### WHAT IS BEING ASKED
Please update the listing below by changing "Window Size" to "Window Length" wherever it appears, keeping every other line the same and leaving out the pictures.

### ENTRIES
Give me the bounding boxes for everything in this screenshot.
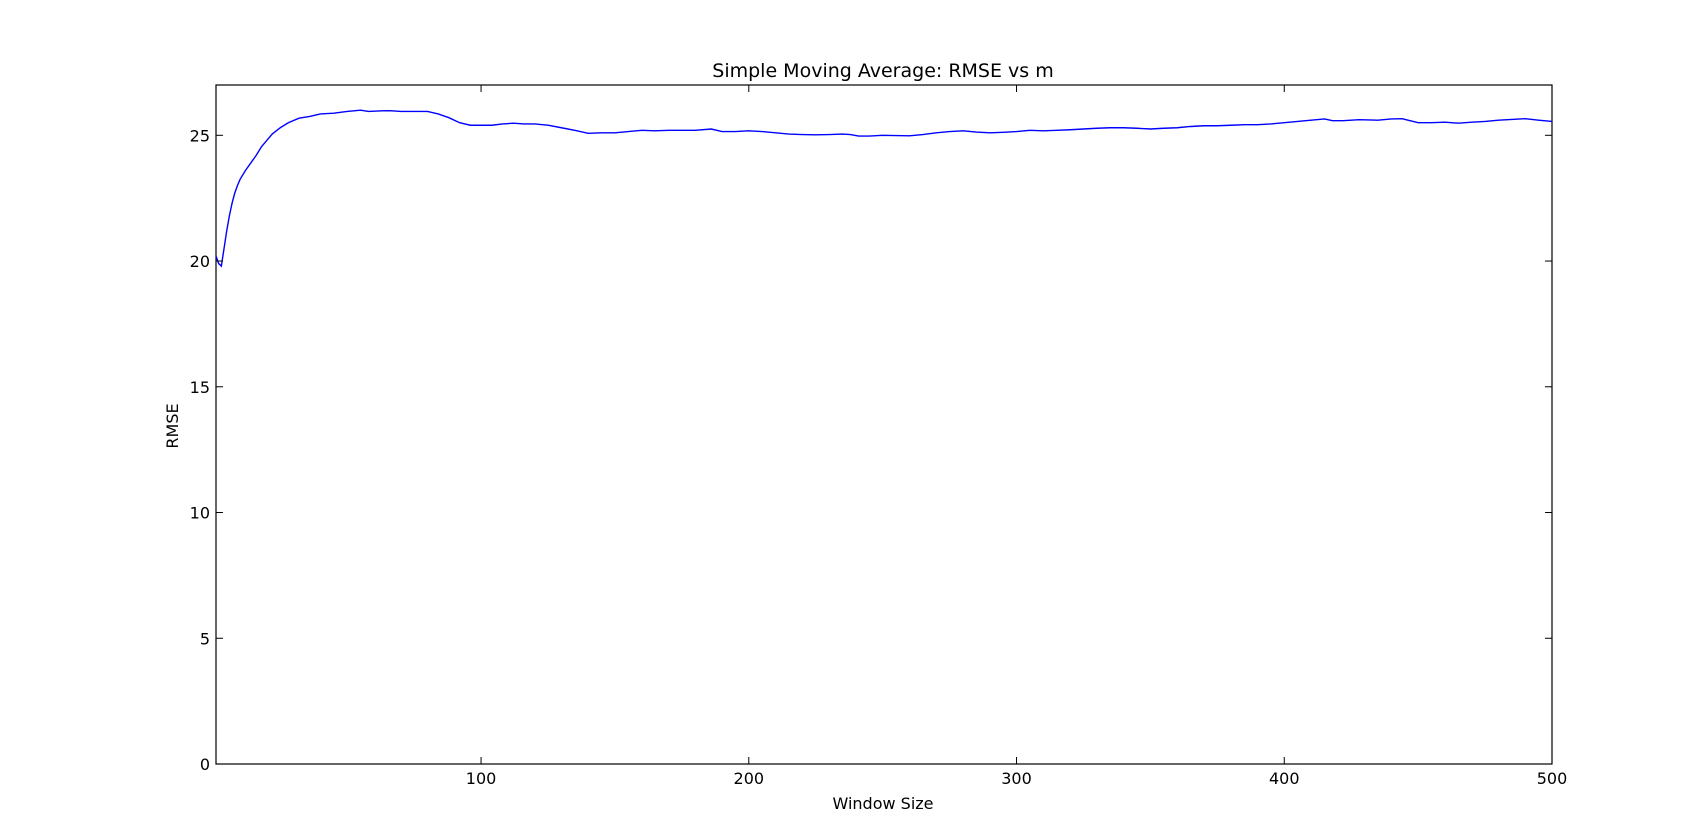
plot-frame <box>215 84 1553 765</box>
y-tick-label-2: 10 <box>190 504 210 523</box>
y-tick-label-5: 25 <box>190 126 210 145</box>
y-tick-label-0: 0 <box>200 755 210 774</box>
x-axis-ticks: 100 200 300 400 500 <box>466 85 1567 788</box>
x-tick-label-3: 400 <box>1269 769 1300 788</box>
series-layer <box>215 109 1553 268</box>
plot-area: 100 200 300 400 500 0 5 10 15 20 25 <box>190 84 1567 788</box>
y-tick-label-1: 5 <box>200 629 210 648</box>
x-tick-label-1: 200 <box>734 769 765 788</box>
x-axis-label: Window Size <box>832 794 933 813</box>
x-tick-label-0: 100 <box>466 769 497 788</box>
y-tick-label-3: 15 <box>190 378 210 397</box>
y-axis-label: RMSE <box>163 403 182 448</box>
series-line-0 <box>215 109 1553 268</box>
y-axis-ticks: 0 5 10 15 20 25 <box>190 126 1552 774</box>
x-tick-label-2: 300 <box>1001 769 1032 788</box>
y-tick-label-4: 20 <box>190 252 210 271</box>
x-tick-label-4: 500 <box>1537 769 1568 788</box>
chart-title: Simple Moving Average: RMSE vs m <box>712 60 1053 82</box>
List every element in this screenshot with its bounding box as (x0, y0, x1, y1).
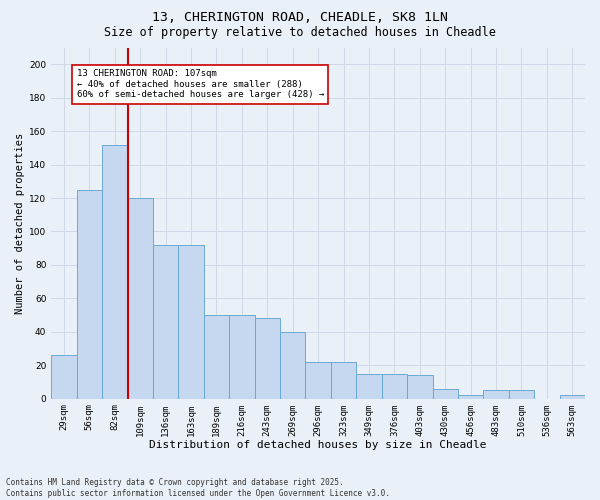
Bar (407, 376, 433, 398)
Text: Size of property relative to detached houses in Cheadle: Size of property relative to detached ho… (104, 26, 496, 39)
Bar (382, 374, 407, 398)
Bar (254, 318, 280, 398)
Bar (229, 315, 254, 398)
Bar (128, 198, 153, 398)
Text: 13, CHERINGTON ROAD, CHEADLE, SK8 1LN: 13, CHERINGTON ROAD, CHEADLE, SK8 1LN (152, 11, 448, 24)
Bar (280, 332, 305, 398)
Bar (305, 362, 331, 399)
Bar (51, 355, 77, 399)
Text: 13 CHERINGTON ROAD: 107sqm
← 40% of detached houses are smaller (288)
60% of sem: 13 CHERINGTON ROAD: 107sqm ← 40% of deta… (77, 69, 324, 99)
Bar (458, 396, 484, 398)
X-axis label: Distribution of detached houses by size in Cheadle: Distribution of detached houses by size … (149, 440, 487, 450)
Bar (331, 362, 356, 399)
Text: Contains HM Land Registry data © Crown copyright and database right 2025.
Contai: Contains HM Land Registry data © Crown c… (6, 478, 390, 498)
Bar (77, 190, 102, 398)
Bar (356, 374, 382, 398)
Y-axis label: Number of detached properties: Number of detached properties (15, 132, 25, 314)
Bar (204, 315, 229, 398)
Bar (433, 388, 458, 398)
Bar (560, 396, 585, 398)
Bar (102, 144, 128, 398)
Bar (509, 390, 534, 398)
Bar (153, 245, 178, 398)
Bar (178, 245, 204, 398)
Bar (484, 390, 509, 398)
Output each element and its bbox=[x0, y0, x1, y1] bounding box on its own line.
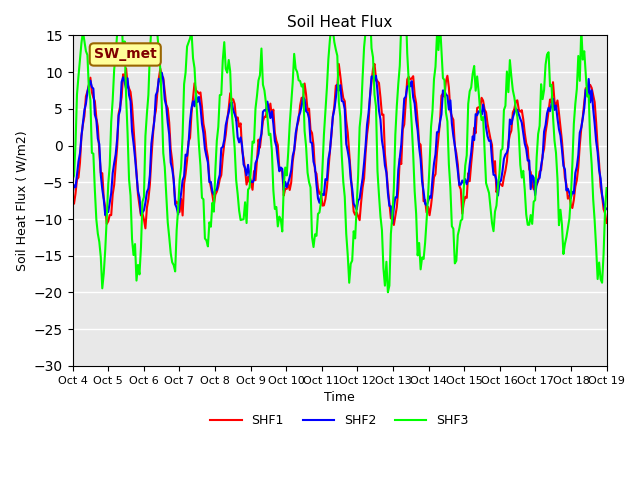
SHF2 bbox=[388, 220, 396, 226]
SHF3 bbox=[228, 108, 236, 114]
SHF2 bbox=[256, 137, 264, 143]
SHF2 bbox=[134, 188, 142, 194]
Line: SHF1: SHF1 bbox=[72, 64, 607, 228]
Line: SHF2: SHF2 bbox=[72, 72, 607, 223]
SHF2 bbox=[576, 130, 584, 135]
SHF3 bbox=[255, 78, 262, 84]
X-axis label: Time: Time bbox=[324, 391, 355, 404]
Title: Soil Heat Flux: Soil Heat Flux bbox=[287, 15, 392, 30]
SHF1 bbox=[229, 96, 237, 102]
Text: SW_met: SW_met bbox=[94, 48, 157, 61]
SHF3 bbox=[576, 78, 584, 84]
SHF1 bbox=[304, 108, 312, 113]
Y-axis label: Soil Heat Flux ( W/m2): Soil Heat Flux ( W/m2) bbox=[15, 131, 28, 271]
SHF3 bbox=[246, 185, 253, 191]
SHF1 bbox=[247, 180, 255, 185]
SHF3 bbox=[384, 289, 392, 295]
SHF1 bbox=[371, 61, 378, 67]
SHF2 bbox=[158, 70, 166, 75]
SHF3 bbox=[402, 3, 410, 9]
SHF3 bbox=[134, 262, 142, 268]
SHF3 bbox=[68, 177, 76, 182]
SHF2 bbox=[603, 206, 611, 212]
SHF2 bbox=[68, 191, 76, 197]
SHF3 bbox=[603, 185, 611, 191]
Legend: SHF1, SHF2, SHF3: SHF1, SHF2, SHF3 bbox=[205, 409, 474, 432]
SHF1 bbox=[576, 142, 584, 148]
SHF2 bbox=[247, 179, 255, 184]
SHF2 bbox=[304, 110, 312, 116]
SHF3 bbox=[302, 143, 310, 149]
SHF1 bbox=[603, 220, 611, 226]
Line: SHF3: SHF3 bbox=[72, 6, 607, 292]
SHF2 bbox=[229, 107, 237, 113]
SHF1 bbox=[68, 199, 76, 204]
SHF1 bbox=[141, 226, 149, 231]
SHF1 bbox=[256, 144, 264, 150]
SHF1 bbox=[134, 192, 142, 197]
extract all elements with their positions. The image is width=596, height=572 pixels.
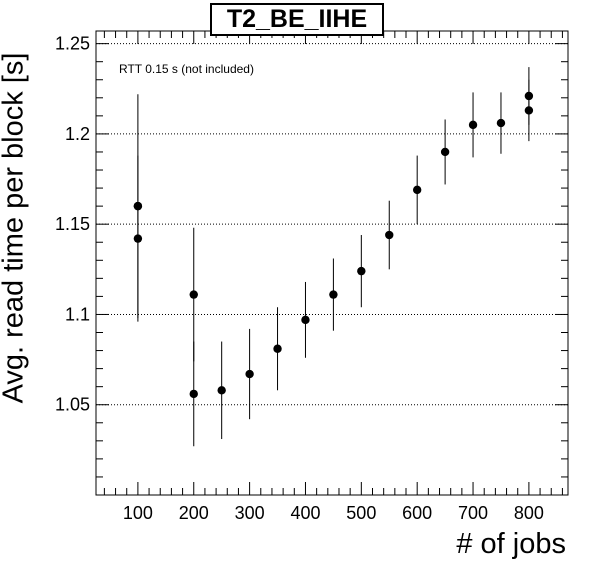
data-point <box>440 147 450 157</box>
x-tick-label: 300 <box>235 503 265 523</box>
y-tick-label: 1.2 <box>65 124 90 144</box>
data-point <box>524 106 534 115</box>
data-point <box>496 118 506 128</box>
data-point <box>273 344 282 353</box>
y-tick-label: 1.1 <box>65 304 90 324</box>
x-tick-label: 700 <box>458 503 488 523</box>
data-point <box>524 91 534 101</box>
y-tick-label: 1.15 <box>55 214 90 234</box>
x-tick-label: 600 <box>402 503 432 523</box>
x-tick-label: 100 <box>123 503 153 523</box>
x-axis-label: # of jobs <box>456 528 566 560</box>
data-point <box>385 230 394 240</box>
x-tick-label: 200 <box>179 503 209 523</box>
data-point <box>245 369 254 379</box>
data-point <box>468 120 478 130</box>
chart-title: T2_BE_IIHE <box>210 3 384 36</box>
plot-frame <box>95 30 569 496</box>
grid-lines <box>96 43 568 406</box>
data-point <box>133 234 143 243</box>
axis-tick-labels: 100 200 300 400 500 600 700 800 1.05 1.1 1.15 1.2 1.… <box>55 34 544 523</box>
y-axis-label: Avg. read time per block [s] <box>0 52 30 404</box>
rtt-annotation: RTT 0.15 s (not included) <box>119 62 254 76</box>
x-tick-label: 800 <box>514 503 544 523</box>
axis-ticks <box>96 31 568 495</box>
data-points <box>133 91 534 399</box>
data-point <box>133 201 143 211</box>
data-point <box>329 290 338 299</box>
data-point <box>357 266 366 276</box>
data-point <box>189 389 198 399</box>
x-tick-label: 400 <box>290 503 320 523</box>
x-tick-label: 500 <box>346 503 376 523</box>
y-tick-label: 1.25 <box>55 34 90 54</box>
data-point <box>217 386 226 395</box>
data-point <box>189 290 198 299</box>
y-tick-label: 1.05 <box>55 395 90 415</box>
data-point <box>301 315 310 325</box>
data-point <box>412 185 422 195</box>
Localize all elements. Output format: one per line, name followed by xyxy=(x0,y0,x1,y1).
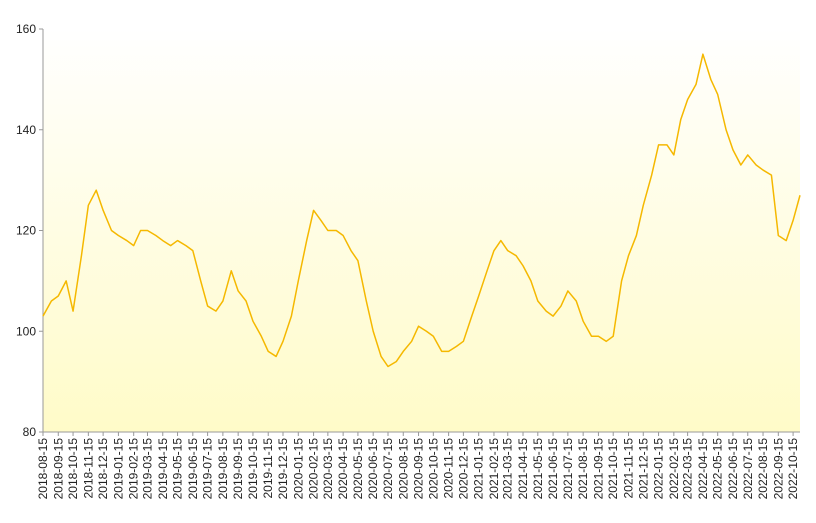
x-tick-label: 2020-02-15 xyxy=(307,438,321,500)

### TASK SOLUTION
Give me the bounding boxes for everything in this screenshot.
plot-frame <box>215 84 1553 765</box>
y-tick-label-2: 10 <box>190 504 210 523</box>
y-tick-label-5: 25 <box>190 126 210 145</box>
y-tick-label-0: 0 <box>200 755 210 774</box>
x-axis-ticks: 100 200 300 400 500 <box>466 85 1567 788</box>
x-tick-label-3: 400 <box>1269 769 1300 788</box>
series-layer <box>215 109 1553 268</box>
plot-area: 100 200 300 400 500 0 5 10 15 20 25 <box>190 84 1567 788</box>
y-tick-label-1: 5 <box>200 629 210 648</box>
x-tick-label-1: 200 <box>734 769 765 788</box>
x-axis-label: Window Length <box>832 794 933 813</box>
x-tick-label-0: 100 <box>466 769 497 788</box>
y-tick-label-3: 15 <box>190 378 210 397</box>
y-axis-label: RMSE <box>163 403 182 448</box>
series-line-0 <box>215 109 1553 268</box>
y-axis-ticks: 0 5 10 15 20 25 <box>190 126 1552 774</box>
x-tick-label-2: 300 <box>1001 769 1032 788</box>
y-tick-label-4: 20 <box>190 252 210 271</box>
x-tick-label-4: 500 <box>1537 769 1568 788</box>
chart-title: Simple Moving Average: RMSE vs m <box>712 60 1053 82</box>
List every element in this screenshot with its bounding box as (x0, y0, x1, y1).
Bar (407, 376, 433, 398)
Text: Size of property relative to detached houses in Cheadle: Size of property relative to detached ho… (104, 26, 496, 39)
Bar (382, 374, 407, 398)
Bar (254, 318, 280, 398)
Bar (229, 315, 254, 398)
Bar (128, 198, 153, 398)
Text: 13, CHERINGTON ROAD, CHEADLE, SK8 1LN: 13, CHERINGTON ROAD, CHEADLE, SK8 1LN (152, 11, 448, 24)
Bar (280, 332, 305, 398)
Bar (305, 362, 331, 399)
Bar (51, 355, 77, 399)
Text: 13 CHERINGTON ROAD: 107sqm
← 40% of detached houses are smaller (288)
60% of sem: 13 CHERINGTON ROAD: 107sqm ← 40% of deta… (77, 69, 324, 99)
Bar (458, 396, 484, 398)
X-axis label: Distribution of detached houses by size in Cheadle: Distribution of detached houses by size … (149, 440, 487, 450)
Bar (331, 362, 356, 399)
Text: Contains HM Land Registry data © Crown copyright and database right 2025.
Contai: Contains HM Land Registry data © Crown c… (6, 478, 390, 498)
Bar (77, 190, 102, 398)
Bar (356, 374, 382, 398)
Y-axis label: Number of detached properties: Number of detached properties (15, 132, 25, 314)
Bar (204, 315, 229, 398)
Bar (433, 388, 458, 398)
Bar (560, 396, 585, 398)
Bar (102, 144, 128, 398)
Bar (509, 390, 534, 398)
Bar (153, 245, 178, 398)
Bar (178, 245, 204, 398)
Bar (484, 390, 509, 398)
Output each element and its bbox=[x0, y0, x1, y1] bounding box on its own line.
SHF2 bbox=[388, 220, 396, 226]
SHF3 bbox=[228, 108, 236, 114]
SHF2 bbox=[256, 137, 264, 143]
SHF2 bbox=[134, 188, 142, 194]
Line: SHF1: SHF1 bbox=[72, 64, 607, 228]
Line: SHF2: SHF2 bbox=[72, 72, 607, 223]
SHF2 bbox=[576, 130, 584, 135]
SHF3 bbox=[255, 78, 262, 84]
X-axis label: Time: Time bbox=[324, 391, 355, 404]
Title: Soil Heat Flux: Soil Heat Flux bbox=[287, 15, 392, 30]
SHF1 bbox=[229, 96, 237, 102]
Text: SW_met: SW_met bbox=[94, 48, 157, 61]
SHF3 bbox=[576, 78, 584, 84]
SHF1 bbox=[304, 108, 312, 113]
Y-axis label: Soil Heat Flux ( W/m2): Soil Heat Flux ( W/m2) bbox=[15, 131, 28, 271]
SHF3 bbox=[246, 185, 253, 191]
SHF1 bbox=[247, 180, 255, 185]
SHF3 bbox=[384, 289, 392, 295]
SHF1 bbox=[371, 61, 378, 67]
SHF2 bbox=[158, 70, 166, 75]
SHF3 bbox=[402, 3, 410, 9]
SHF3 bbox=[134, 262, 142, 268]
SHF3 bbox=[68, 177, 76, 182]
SHF2 bbox=[603, 206, 611, 212]
SHF2 bbox=[68, 191, 76, 197]
SHF3 bbox=[603, 185, 611, 191]
Legend: SHF1, SHF2, SHF3: SHF1, SHF2, SHF3 bbox=[205, 409, 474, 432]
SHF1 bbox=[576, 142, 584, 148]
SHF2 bbox=[247, 179, 255, 184]
SHF2 bbox=[304, 110, 312, 116]
SHF3 bbox=[302, 143, 310, 149]
SHF1 bbox=[603, 220, 611, 226]
Line: SHF3: SHF3 bbox=[72, 6, 607, 292]
SHF2 bbox=[229, 107, 237, 113]
SHF1 bbox=[68, 199, 76, 204]
SHF1 bbox=[141, 226, 149, 231]
SHF1 bbox=[256, 144, 264, 150]
SHF1 bbox=[134, 192, 142, 197]
extract all elements with their positions. The image is width=596, height=572 pixels.
data-point <box>440 147 450 157</box>
x-tick-label: 300 <box>235 503 265 523</box>
y-tick-label: 1.2 <box>65 124 90 144</box>
data-point <box>524 106 534 115</box>
data-point <box>496 118 506 128</box>
data-point <box>273 344 282 353</box>
y-tick-label: 1.1 <box>65 304 90 324</box>
x-tick-label: 700 <box>458 503 488 523</box>
data-point <box>524 91 534 101</box>
y-tick-label: 1.15 <box>55 214 90 234</box>
x-tick-label: 600 <box>402 503 432 523</box>
x-tick-label: 100 <box>123 503 153 523</box>
x-axis-label: # of jobs <box>456 528 566 560</box>
data-point <box>385 230 394 240</box>
x-tick-label: 200 <box>179 503 209 523</box>
data-point <box>245 369 254 379</box>
data-point <box>468 120 478 130</box>
chart-title: T2_BE_IIHE <box>210 3 384 36</box>
plot-frame <box>95 30 569 496</box>
grid-lines <box>96 43 568 406</box>
data-point <box>133 234 143 243</box>
axis-tick-labels: 100 200 300 400 500 600 700 800 1.05 1.1 1.15 1.2 1.… <box>55 34 544 523</box>
y-axis-label: Avg. read time per block [s] <box>0 52 30 404</box>
rtt-annotation: RTT 0.15 s (not included) <box>119 62 254 76</box>
x-tick-label: 800 <box>514 503 544 523</box>
axis-ticks <box>96 31 568 495</box>
data-points <box>133 91 534 399</box>
data-point <box>133 201 143 211</box>
data-point <box>329 290 338 299</box>
data-point <box>357 266 366 276</box>
data-point <box>189 389 198 399</box>
x-tick-label: 400 <box>290 503 320 523</box>
x-tick-label: 500 <box>346 503 376 523</box>
y-tick-label: 1.25 <box>55 34 90 54</box>
data-point <box>217 386 226 395</box>
data-point <box>189 290 198 299</box>
y-tick-label: 1.05 <box>55 395 90 415</box>
data-point <box>301 315 310 325</box>
data-point <box>412 185 422 195</box>
Localize all elements. Output format: one per line, name followed by xyxy=(x0,y0,x1,y1).
x-tick-label: 2020-02-15 xyxy=(307,438,321,500)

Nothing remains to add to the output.